» **EXERCISE DIRECTIONS**
Below are some records. Say in a single number how many of their lines include the word "xlabel".

--- Begin ---

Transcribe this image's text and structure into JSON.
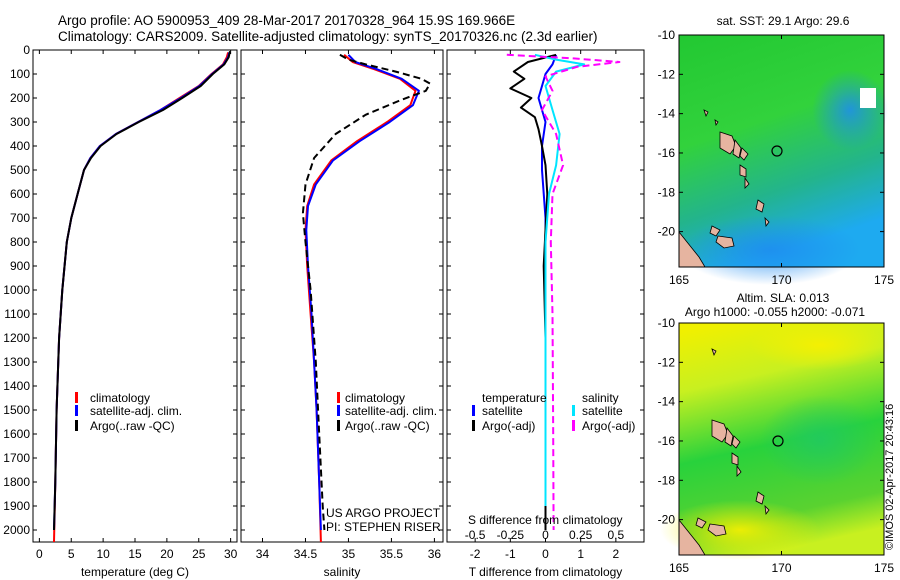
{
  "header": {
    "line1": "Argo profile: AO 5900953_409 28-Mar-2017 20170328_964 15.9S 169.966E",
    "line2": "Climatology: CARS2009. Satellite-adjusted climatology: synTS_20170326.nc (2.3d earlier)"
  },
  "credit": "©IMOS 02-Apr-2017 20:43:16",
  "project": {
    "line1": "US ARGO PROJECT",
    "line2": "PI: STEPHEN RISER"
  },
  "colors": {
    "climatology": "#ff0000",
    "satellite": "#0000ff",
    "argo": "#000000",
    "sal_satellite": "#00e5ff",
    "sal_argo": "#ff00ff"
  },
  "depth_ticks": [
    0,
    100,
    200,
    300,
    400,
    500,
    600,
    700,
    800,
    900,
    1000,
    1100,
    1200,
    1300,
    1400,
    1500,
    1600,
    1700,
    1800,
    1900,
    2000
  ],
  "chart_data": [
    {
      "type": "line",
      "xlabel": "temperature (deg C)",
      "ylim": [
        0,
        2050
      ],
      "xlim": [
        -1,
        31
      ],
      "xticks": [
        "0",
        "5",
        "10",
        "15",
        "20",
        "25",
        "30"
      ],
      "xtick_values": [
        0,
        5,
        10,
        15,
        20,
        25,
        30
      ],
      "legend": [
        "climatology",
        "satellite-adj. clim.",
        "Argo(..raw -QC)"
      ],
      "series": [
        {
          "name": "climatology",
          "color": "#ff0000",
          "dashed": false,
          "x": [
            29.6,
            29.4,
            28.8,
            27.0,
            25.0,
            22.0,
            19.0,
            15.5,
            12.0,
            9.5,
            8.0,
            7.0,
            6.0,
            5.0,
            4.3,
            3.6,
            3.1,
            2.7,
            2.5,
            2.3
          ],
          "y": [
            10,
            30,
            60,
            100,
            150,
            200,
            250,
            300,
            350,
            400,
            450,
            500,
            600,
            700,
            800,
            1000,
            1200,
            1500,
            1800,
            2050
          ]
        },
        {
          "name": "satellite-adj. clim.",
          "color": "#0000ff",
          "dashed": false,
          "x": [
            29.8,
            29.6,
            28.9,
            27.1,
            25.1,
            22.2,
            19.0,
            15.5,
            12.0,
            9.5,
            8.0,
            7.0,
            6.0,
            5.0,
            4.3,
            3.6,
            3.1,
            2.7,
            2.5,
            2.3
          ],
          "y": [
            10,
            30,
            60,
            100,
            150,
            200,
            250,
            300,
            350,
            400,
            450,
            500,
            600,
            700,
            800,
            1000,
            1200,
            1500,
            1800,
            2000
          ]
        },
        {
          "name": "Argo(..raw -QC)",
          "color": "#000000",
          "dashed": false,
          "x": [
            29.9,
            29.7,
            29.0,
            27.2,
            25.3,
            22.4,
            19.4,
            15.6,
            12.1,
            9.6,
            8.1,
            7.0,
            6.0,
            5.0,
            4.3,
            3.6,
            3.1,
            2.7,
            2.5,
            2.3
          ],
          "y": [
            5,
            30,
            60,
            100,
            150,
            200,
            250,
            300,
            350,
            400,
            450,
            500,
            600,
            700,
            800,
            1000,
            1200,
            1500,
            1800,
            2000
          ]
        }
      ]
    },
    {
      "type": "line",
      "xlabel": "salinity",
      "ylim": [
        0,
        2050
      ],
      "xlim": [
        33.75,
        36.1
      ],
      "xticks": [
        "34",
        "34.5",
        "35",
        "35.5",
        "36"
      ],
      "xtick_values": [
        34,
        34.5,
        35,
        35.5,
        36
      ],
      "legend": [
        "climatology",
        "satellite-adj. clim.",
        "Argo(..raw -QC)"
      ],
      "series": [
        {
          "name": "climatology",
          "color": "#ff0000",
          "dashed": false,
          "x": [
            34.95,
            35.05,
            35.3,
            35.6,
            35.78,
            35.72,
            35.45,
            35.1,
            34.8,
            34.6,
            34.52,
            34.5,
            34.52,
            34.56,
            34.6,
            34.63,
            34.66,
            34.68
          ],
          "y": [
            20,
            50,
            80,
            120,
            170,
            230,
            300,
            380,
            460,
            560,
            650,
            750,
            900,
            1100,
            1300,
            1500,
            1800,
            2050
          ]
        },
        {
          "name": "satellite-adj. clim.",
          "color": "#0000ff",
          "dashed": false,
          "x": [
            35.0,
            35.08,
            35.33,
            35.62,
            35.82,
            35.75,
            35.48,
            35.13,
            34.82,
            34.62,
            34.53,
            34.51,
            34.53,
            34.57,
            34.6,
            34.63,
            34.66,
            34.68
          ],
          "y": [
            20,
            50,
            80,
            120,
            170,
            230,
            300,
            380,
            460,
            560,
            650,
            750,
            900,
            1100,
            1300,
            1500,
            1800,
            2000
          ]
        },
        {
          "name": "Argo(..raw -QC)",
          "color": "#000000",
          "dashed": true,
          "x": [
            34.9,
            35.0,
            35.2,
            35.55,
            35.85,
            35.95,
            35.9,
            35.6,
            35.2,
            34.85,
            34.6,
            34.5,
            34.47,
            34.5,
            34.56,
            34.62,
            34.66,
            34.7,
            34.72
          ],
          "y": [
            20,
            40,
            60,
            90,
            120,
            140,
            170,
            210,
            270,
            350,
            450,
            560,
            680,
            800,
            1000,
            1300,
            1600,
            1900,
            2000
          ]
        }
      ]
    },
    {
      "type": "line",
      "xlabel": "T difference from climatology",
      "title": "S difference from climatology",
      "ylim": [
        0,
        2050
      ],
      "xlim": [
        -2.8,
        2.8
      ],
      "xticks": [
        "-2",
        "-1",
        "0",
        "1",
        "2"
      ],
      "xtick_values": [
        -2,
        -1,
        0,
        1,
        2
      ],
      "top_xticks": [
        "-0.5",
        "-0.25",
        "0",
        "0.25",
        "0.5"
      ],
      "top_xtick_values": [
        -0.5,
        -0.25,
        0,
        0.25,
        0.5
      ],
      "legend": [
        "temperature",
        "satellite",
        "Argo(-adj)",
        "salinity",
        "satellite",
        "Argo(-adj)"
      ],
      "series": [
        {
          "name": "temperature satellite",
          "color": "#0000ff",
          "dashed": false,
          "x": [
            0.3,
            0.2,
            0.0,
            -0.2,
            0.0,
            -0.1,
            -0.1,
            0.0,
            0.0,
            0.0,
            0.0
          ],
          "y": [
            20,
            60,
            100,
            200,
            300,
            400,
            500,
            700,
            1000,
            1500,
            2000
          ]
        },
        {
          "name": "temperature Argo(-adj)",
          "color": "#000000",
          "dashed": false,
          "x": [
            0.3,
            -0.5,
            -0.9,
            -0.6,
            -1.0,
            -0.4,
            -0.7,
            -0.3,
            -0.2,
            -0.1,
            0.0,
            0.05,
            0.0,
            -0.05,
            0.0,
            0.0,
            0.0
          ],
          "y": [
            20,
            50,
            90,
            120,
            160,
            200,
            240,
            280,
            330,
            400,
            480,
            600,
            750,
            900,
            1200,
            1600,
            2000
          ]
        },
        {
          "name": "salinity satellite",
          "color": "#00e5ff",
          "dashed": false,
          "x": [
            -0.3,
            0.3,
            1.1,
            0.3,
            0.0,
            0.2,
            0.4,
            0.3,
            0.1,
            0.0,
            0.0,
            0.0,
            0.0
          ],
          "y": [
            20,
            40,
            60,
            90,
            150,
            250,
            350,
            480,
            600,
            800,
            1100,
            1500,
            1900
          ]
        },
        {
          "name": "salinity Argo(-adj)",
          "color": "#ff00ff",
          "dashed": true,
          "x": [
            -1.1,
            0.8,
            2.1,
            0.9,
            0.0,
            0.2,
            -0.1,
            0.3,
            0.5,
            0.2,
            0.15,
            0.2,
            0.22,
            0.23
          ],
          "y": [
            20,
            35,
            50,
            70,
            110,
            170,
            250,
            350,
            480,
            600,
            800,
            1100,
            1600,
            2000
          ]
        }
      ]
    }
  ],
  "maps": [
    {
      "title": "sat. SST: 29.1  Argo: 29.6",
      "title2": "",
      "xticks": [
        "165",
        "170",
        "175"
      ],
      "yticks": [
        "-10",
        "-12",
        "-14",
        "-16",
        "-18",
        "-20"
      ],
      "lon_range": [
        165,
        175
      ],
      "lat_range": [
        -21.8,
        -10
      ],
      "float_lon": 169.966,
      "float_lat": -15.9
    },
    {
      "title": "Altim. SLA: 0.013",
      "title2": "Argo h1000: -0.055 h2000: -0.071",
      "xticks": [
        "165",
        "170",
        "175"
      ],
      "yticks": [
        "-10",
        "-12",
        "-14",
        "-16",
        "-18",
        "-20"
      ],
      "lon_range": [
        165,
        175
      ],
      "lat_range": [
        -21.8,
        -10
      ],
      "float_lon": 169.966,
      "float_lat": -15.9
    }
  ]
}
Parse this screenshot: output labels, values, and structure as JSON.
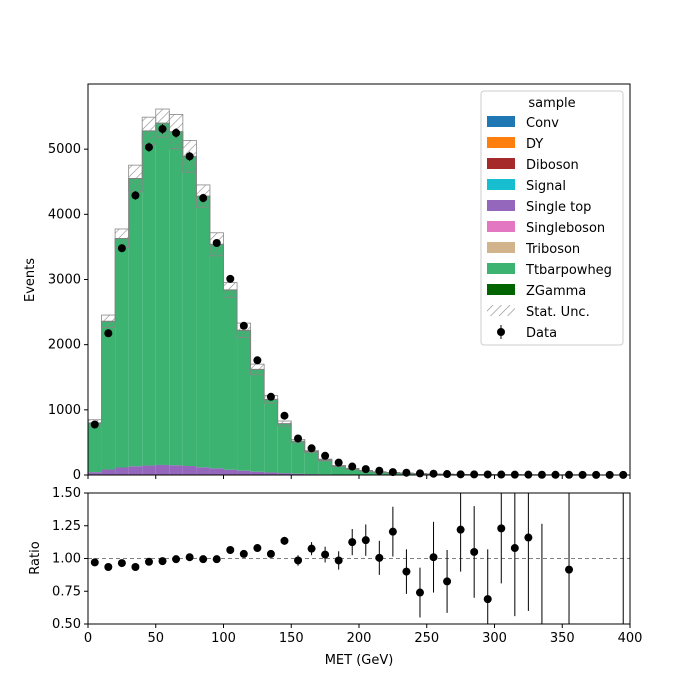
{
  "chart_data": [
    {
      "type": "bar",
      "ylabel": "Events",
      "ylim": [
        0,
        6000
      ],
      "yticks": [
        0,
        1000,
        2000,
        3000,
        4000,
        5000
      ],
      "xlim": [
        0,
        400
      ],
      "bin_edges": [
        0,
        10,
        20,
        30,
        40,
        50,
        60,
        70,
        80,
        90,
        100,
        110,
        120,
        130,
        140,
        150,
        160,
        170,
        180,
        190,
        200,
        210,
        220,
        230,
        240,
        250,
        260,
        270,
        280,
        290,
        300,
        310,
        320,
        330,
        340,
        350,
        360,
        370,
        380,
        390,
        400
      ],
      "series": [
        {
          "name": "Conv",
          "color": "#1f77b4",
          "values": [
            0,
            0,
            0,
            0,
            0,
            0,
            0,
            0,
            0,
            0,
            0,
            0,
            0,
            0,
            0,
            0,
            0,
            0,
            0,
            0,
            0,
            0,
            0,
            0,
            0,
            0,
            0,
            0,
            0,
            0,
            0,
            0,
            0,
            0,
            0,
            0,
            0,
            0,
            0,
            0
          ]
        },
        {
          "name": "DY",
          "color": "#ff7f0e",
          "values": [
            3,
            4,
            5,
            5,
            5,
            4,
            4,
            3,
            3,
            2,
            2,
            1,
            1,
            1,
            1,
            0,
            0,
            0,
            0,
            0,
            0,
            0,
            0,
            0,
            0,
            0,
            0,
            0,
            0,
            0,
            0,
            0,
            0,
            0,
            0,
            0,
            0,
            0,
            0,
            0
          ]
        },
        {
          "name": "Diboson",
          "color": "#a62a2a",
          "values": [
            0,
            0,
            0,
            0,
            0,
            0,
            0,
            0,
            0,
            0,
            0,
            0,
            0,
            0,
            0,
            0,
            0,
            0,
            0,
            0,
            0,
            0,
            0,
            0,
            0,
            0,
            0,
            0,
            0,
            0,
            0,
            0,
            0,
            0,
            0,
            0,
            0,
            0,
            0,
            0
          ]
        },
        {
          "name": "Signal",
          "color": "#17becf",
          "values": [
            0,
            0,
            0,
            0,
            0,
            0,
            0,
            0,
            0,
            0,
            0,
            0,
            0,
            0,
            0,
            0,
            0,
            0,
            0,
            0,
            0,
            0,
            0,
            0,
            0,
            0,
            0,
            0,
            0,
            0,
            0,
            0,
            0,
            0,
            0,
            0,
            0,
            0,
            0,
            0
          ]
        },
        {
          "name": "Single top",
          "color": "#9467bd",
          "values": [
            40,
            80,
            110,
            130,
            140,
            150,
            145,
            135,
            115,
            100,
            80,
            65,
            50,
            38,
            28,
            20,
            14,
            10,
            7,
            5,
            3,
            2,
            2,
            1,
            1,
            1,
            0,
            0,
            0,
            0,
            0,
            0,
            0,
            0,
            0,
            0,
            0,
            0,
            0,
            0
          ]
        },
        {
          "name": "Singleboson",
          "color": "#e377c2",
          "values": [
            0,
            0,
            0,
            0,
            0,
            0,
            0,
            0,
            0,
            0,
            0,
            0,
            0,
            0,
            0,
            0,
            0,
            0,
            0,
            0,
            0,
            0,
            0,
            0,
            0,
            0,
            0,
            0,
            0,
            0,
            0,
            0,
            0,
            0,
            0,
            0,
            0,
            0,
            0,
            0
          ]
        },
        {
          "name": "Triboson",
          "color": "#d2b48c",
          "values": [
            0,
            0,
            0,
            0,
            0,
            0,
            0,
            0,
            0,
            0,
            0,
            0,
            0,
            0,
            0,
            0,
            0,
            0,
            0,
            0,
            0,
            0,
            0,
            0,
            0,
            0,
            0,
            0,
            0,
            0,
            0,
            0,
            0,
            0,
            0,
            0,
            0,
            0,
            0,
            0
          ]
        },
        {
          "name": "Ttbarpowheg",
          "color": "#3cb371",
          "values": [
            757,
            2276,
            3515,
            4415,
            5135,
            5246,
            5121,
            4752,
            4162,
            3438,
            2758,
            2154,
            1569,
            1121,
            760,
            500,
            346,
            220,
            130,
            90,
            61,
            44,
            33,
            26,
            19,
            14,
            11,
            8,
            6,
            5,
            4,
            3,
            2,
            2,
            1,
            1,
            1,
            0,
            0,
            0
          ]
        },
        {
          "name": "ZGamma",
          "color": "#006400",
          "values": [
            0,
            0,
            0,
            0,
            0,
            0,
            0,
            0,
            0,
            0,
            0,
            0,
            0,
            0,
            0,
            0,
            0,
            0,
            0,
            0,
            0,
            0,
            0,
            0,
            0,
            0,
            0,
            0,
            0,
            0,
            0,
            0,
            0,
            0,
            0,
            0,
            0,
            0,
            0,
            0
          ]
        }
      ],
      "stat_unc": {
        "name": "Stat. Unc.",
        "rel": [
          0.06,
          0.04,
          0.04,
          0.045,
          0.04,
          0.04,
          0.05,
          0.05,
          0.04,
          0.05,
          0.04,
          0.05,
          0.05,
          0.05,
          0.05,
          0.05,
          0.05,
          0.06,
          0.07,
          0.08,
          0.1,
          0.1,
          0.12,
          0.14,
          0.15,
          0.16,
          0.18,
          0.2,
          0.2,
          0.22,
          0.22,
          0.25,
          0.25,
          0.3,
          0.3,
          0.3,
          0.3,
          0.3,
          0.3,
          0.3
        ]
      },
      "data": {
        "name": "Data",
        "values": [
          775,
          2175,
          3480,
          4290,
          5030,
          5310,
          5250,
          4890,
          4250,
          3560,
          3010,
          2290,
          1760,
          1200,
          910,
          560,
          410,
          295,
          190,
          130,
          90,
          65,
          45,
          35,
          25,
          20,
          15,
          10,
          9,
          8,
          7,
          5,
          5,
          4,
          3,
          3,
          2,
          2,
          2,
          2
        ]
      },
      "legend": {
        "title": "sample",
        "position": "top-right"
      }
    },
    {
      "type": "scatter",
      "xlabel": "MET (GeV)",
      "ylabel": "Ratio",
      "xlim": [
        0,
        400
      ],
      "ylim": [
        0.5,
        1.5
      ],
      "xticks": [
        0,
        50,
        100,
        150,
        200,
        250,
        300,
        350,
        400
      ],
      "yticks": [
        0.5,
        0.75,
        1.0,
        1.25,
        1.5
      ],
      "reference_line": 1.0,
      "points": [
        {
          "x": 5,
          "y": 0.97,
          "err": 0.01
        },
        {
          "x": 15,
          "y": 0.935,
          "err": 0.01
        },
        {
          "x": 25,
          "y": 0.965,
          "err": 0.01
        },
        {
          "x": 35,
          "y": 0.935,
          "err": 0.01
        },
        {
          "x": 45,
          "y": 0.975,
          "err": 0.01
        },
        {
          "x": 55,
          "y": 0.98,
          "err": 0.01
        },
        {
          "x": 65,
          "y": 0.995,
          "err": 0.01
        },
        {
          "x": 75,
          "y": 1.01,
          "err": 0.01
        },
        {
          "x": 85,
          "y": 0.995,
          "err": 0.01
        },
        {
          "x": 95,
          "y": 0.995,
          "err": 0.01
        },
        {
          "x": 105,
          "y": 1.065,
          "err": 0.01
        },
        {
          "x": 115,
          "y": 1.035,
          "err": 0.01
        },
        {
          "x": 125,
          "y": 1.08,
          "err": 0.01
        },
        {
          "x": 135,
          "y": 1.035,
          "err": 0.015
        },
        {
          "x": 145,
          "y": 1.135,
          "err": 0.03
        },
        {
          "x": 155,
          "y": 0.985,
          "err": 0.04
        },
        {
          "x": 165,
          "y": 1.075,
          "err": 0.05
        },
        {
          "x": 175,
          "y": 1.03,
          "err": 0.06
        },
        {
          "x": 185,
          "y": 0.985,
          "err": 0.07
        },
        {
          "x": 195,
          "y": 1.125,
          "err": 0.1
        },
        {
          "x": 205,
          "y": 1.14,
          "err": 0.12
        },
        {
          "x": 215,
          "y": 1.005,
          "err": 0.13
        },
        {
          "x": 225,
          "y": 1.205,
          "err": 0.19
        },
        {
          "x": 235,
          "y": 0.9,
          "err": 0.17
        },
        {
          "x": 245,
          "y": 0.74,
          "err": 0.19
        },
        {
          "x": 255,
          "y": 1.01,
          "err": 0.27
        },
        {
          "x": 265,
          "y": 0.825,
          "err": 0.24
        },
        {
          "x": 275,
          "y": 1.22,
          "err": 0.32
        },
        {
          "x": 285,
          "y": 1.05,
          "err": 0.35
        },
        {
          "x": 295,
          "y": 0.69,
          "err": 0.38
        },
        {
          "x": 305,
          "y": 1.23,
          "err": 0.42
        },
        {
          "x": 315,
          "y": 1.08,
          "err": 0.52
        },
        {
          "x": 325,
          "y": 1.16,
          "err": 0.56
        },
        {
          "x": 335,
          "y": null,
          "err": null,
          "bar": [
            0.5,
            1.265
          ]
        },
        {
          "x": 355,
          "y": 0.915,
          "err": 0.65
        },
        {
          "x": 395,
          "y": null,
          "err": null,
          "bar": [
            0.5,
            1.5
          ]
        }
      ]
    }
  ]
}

--- End ---

» **ANSWER TO THE EXERCISE**
4